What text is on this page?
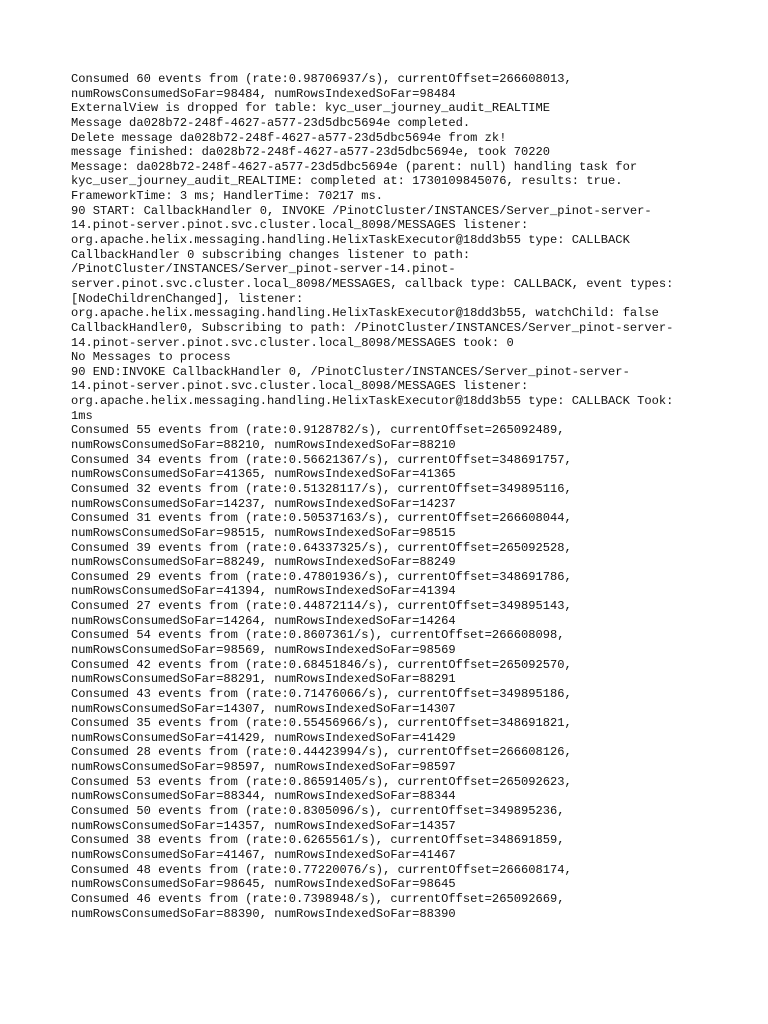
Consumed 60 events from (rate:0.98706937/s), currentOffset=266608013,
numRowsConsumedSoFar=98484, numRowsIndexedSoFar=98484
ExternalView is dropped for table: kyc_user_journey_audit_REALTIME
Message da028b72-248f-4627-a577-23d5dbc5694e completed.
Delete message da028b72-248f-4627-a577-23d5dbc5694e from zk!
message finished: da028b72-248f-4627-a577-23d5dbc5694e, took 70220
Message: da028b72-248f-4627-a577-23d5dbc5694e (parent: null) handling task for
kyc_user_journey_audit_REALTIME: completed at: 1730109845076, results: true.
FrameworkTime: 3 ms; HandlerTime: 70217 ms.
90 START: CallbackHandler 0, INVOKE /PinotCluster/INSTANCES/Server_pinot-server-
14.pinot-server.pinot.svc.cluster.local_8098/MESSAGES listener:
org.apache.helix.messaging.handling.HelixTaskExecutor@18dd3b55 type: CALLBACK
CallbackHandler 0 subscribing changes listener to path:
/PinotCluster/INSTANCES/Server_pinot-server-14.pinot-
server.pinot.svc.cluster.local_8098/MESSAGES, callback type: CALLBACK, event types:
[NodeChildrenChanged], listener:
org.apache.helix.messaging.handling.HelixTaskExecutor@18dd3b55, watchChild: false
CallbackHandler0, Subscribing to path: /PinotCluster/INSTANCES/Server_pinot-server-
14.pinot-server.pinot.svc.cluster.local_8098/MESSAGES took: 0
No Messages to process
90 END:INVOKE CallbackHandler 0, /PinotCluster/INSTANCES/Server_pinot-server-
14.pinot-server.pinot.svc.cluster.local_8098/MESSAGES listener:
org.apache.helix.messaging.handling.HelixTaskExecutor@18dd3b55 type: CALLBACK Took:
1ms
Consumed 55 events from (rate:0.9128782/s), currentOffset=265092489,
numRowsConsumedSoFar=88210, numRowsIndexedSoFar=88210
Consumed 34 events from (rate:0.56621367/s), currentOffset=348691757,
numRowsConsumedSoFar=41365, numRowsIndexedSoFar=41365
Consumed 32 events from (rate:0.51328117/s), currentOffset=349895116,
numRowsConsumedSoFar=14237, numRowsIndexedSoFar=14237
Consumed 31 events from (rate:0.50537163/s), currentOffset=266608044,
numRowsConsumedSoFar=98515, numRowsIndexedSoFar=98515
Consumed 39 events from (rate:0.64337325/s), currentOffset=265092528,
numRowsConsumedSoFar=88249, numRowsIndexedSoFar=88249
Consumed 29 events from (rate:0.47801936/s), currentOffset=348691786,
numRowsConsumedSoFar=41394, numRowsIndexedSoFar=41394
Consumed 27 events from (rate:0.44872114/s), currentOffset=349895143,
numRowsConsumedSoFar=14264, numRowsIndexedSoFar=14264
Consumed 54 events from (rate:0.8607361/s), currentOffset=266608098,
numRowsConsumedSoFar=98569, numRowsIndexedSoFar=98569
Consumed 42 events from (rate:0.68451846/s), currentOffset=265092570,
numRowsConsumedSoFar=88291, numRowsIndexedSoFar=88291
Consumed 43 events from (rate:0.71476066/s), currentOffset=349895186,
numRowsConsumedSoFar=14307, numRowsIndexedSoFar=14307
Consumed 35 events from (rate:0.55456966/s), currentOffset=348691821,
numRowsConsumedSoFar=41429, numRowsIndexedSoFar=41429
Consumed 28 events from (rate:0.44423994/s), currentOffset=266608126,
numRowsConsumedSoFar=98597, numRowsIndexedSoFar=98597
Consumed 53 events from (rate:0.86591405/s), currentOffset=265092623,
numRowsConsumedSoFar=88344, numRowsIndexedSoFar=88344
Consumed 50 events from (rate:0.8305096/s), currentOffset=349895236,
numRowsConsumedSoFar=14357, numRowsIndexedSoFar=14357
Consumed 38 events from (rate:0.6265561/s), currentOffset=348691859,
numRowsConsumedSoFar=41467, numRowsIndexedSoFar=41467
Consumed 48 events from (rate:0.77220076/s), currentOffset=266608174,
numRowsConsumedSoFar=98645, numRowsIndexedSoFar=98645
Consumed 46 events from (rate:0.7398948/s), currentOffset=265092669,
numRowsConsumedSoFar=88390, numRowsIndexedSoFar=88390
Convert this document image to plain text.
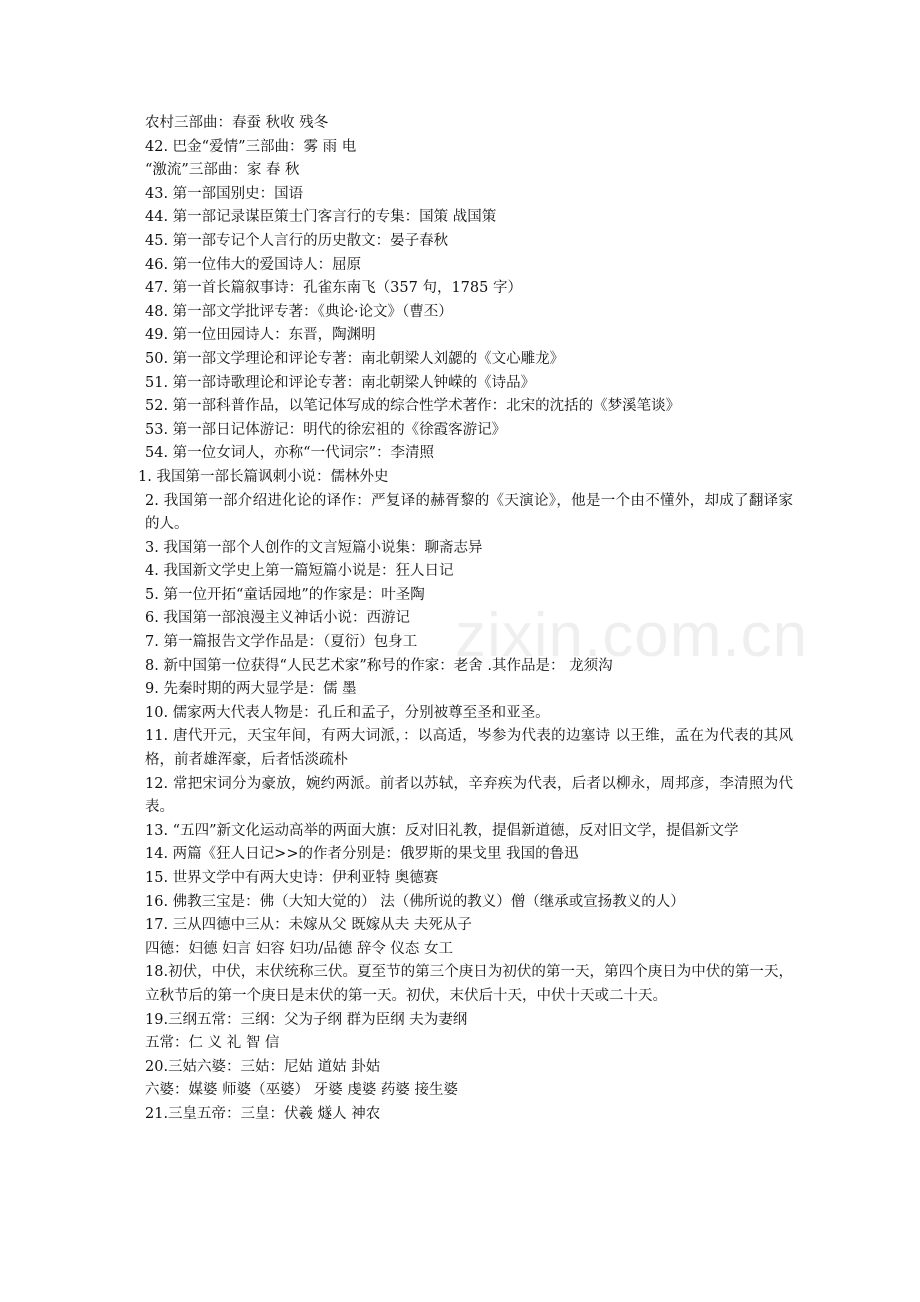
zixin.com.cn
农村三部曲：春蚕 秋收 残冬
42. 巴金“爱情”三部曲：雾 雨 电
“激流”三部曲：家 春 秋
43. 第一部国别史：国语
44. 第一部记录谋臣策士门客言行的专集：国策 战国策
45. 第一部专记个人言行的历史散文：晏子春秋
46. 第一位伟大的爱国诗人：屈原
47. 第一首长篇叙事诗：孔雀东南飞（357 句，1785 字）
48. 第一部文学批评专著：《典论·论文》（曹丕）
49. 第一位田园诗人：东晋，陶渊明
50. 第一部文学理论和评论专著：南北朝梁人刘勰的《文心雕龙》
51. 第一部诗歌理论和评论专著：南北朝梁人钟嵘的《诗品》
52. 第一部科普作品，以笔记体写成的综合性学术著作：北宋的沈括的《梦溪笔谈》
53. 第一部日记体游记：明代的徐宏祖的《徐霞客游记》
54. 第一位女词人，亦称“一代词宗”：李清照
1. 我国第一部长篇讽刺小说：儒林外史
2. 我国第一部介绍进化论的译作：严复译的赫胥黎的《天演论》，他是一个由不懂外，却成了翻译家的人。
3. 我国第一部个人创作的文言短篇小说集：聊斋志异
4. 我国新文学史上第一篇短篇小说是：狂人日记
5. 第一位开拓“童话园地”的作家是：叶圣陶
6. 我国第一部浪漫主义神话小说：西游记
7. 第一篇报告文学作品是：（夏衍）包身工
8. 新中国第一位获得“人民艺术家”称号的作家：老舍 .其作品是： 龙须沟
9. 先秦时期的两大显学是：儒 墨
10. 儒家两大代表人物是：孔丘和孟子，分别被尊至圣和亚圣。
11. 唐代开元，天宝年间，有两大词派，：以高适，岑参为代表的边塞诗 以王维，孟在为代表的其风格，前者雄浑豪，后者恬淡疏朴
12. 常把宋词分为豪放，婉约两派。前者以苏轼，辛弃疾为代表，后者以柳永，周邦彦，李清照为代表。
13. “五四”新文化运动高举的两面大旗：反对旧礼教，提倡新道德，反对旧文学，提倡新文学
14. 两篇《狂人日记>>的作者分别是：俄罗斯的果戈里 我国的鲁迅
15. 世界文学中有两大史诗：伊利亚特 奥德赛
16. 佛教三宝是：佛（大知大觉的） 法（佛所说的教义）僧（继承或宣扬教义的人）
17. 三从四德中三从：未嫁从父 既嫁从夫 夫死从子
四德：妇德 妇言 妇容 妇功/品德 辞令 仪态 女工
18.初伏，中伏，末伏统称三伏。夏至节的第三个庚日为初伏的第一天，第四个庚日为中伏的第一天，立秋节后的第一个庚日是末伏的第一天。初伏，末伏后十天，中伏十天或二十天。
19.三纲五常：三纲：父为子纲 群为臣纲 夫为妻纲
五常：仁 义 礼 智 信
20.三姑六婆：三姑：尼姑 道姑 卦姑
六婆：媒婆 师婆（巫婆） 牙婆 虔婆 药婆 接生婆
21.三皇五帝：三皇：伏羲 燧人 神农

[TASK TO CARRY OUT]
Reproduce each entry precisely, dropping only the pictures.

[ANSWER]
What text is on this page?
Consumed 60 events from (rate:0.98706937/s), currentOffset=266608013,
numRowsConsumedSoFar=98484, numRowsIndexedSoFar=98484
ExternalView is dropped for table: kyc_user_journey_audit_REALTIME
Message da028b72-248f-4627-a577-23d5dbc5694e completed.
Delete message da028b72-248f-4627-a577-23d5dbc5694e from zk!
message finished: da028b72-248f-4627-a577-23d5dbc5694e, took 70220
Message: da028b72-248f-4627-a577-23d5dbc5694e (parent: null) handling task for
kyc_user_journey_audit_REALTIME: completed at: 1730109845076, results: true.
FrameworkTime: 3 ms; HandlerTime: 70217 ms.
90 START: CallbackHandler 0, INVOKE /PinotCluster/INSTANCES/Server_pinot-server-
14.pinot-server.pinot.svc.cluster.local_8098/MESSAGES listener:
org.apache.helix.messaging.handling.HelixTaskExecutor@18dd3b55 type: CALLBACK
CallbackHandler 0 subscribing changes listener to path:
/PinotCluster/INSTANCES/Server_pinot-server-14.pinot-
server.pinot.svc.cluster.local_8098/MESSAGES, callback type: CALLBACK, event types:
[NodeChildrenChanged], listener:
org.apache.helix.messaging.handling.HelixTaskExecutor@18dd3b55, watchChild: false
CallbackHandler0, Subscribing to path: /PinotCluster/INSTANCES/Server_pinot-server-
14.pinot-server.pinot.svc.cluster.local_8098/MESSAGES took: 0
No Messages to process
90 END:INVOKE CallbackHandler 0, /PinotCluster/INSTANCES/Server_pinot-server-
14.pinot-server.pinot.svc.cluster.local_8098/MESSAGES listener:
org.apache.helix.messaging.handling.HelixTaskExecutor@18dd3b55 type: CALLBACK Took:
1ms
Consumed 55 events from (rate:0.9128782/s), currentOffset=265092489,
numRowsConsumedSoFar=88210, numRowsIndexedSoFar=88210
Consumed 34 events from (rate:0.56621367/s), currentOffset=348691757,
numRowsConsumedSoFar=41365, numRowsIndexedSoFar=41365
Consumed 32 events from (rate:0.51328117/s), currentOffset=349895116,
numRowsConsumedSoFar=14237, numRowsIndexedSoFar=14237
Consumed 31 events from (rate:0.50537163/s), currentOffset=266608044,
numRowsConsumedSoFar=98515, numRowsIndexedSoFar=98515
Consumed 39 events from (rate:0.64337325/s), currentOffset=265092528,
numRowsConsumedSoFar=88249, numRowsIndexedSoFar=88249
Consumed 29 events from (rate:0.47801936/s), currentOffset=348691786,
numRowsConsumedSoFar=41394, numRowsIndexedSoFar=41394
Consumed 27 events from (rate:0.44872114/s), currentOffset=349895143,
numRowsConsumedSoFar=14264, numRowsIndexedSoFar=14264
Consumed 54 events from (rate:0.8607361/s), currentOffset=266608098,
numRowsConsumedSoFar=98569, numRowsIndexedSoFar=98569
Consumed 42 events from (rate:0.68451846/s), currentOffset=265092570,
numRowsConsumedSoFar=88291, numRowsIndexedSoFar=88291
Consumed 43 events from (rate:0.71476066/s), currentOffset=349895186,
numRowsConsumedSoFar=14307, numRowsIndexedSoFar=14307
Consumed 35 events from (rate:0.55456966/s), currentOffset=348691821,
numRowsConsumedSoFar=41429, numRowsIndexedSoFar=41429
Consumed 28 events from (rate:0.44423994/s), currentOffset=266608126,
numRowsConsumedSoFar=98597, numRowsIndexedSoFar=98597
Consumed 53 events from (rate:0.86591405/s), currentOffset=265092623,
numRowsConsumedSoFar=88344, numRowsIndexedSoFar=88344
Consumed 50 events from (rate:0.8305096/s), currentOffset=349895236,
numRowsConsumedSoFar=14357, numRowsIndexedSoFar=14357
Consumed 38 events from (rate:0.6265561/s), currentOffset=348691859,
numRowsConsumedSoFar=41467, numRowsIndexedSoFar=41467
Consumed 48 events from (rate:0.77220076/s), currentOffset=266608174,
numRowsConsumedSoFar=98645, numRowsIndexedSoFar=98645
Consumed 46 events from (rate:0.7398948/s), currentOffset=265092669,
numRowsConsumedSoFar=88390, numRowsIndexedSoFar=88390
Convert this document image to plain text.
zixin.com.cn
农村三部曲：春蚕 秋收 残冬
42. 巴金“爱情”三部曲：雾 雨 电
“激流”三部曲：家 春 秋
43. 第一部国别史：国语
44. 第一部记录谋臣策士门客言行的专集：国策 战国策
45. 第一部专记个人言行的历史散文：晏子春秋
46. 第一位伟大的爱国诗人：屈原
47. 第一首长篇叙事诗：孔雀东南飞（357 句，1785 字）
48. 第一部文学批评专著：《典论·论文》（曹丕）
49. 第一位田园诗人：东晋，陶渊明
50. 第一部文学理论和评论专著：南北朝梁人刘勰的《文心雕龙》
51. 第一部诗歌理论和评论专著：南北朝梁人钟嵘的《诗品》
52. 第一部科普作品，以笔记体写成的综合性学术著作：北宋的沈括的《梦溪笔谈》
53. 第一部日记体游记：明代的徐宏祖的《徐霞客游记》
54. 第一位女词人，亦称“一代词宗”：李清照
1. 我国第一部长篇讽刺小说：儒林外史
2. 我国第一部介绍进化论的译作：严复译的赫胥黎的《天演论》，他是一个由不懂外，却成了翻译家的人。
3. 我国第一部个人创作的文言短篇小说集：聊斋志异
4. 我国新文学史上第一篇短篇小说是：狂人日记
5. 第一位开拓“童话园地”的作家是：叶圣陶
6. 我国第一部浪漫主义神话小说：西游记
7. 第一篇报告文学作品是：（夏衍）包身工
8. 新中国第一位获得“人民艺术家”称号的作家：老舍 .其作品是： 龙须沟
9. 先秦时期的两大显学是：儒 墨
10. 儒家两大代表人物是：孔丘和孟子，分别被尊至圣和亚圣。
11. 唐代开元，天宝年间，有两大词派，：以高适，岑参为代表的边塞诗 以王维，孟在为代表的其风格，前者雄浑豪，后者恬淡疏朴
12. 常把宋词分为豪放，婉约两派。前者以苏轼，辛弃疾为代表，后者以柳永，周邦彦，李清照为代表。
13. “五四”新文化运动高举的两面大旗：反对旧礼教，提倡新道德，反对旧文学，提倡新文学
14. 两篇《狂人日记>>的作者分别是：俄罗斯的果戈里 我国的鲁迅
15. 世界文学中有两大史诗：伊利亚特 奥德赛
16. 佛教三宝是：佛（大知大觉的） 法（佛所说的教义）僧（继承或宣扬教义的人）
17. 三从四德中三从：未嫁从父 既嫁从夫 夫死从子
四德：妇德 妇言 妇容 妇功/品德 辞令 仪态 女工
18.初伏，中伏，末伏统称三伏。夏至节的第三个庚日为初伏的第一天，第四个庚日为中伏的第一天，立秋节后的第一个庚日是末伏的第一天。初伏，末伏后十天，中伏十天或二十天。
19.三纲五常：三纲：父为子纲 群为臣纲 夫为妻纲
五常：仁 义 礼 智 信
20.三姑六婆：三姑：尼姑 道姑 卦姑
六婆：媒婆 师婆（巫婆） 牙婆 虔婆 药婆 接生婆
21.三皇五帝：三皇：伏羲 燧人 神农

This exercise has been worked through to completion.